* [PROMPT]: Reproduce the listing below in its entirety. Change nothing.

- - - - -

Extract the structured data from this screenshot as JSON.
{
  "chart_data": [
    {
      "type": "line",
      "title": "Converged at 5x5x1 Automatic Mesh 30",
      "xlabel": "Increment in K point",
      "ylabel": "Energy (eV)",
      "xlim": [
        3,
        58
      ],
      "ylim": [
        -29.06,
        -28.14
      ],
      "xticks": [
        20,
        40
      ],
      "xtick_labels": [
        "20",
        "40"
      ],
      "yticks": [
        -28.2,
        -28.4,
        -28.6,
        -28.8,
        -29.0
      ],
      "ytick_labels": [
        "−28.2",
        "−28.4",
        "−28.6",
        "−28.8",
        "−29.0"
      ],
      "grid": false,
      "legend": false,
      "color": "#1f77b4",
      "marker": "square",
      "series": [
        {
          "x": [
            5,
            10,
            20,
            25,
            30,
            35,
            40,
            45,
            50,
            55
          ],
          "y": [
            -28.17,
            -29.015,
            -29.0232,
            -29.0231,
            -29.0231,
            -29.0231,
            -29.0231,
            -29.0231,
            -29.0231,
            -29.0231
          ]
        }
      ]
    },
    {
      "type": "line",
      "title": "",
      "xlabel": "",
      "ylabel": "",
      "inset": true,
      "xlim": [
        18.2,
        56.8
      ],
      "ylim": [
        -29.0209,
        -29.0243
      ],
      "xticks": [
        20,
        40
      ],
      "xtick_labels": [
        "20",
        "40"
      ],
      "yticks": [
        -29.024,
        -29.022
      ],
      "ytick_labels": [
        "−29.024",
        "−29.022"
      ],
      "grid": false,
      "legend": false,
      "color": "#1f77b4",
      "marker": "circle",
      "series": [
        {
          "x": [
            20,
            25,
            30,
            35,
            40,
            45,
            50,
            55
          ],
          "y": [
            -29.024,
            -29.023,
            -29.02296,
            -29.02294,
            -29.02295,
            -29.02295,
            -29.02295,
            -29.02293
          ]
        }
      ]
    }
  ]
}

- - - - -

* [RESPONSE BELOW]:
Extract the structured data from this screenshot as JSON.
{
  "chart_data": [
    {
      "type": "line",
      "title": "Converged at 5x5x1 Automatic Mesh 30",
      "xlabel": "Increment in K point",
      "ylabel": "Energy (eV)",
      "xlim": [
        3,
        58
      ],
      "ylim": [
        -29.06,
        -28.14
      ],
      "xticks": [
        20,
        40
      ],
      "xtick_labels": [
        "20",
        "40"
      ],
      "yticks": [
        -28.2,
        -28.4,
        -28.6,
        -28.8,
        -29.0
      ],
      "ytick_labels": [
        "−28.2",
        "−28.4",
        "−28.6",
        "−28.8",
        "−29.0"
      ],
      "grid": false,
      "legend": false,
      "color": "#1f77b4",
      "marker": "square",
      "series": [
        {
          "x": [
            5,
            10,
            20,
            25,
            30,
            35,
            40,
            45,
            50,
            55
          ],
          "y": [
            -28.17,
            -29.015,
            -29.0232,
            -29.0231,
            -29.0231,
            -29.0231,
            -29.0231,
            -29.0231,
            -29.0231,
            -29.0231
          ]
        }
      ]
    },
    {
      "type": "line",
      "title": "",
      "xlabel": "",
      "ylabel": "",
      "inset": true,
      "xlim": [
        18.2,
        56.8
      ],
      "ylim": [
        -29.0209,
        -29.0243
      ],
      "xticks": [
        20,
        40
      ],
      "xtick_labels": [
        "20",
        "40"
      ],
      "yticks": [
        -29.024,
        -29.022
      ],
      "ytick_labels": [
        "−29.024",
        "−29.022"
      ],
      "grid": false,
      "legend": false,
      "color": "#1f77b4",
      "marker": "circle",
      "series": [
        {
          "x": [
            20,
            25,
            30,
            35,
            40,
            45,
            50,
            55
          ],
          "y": [
            -29.024,
            -29.023,
            -29.02296,
            -29.02294,
            -29.02295,
            -29.02295,
            -29.02295,
            -29.02293
          ]
        }
      ]
    }
  ]
}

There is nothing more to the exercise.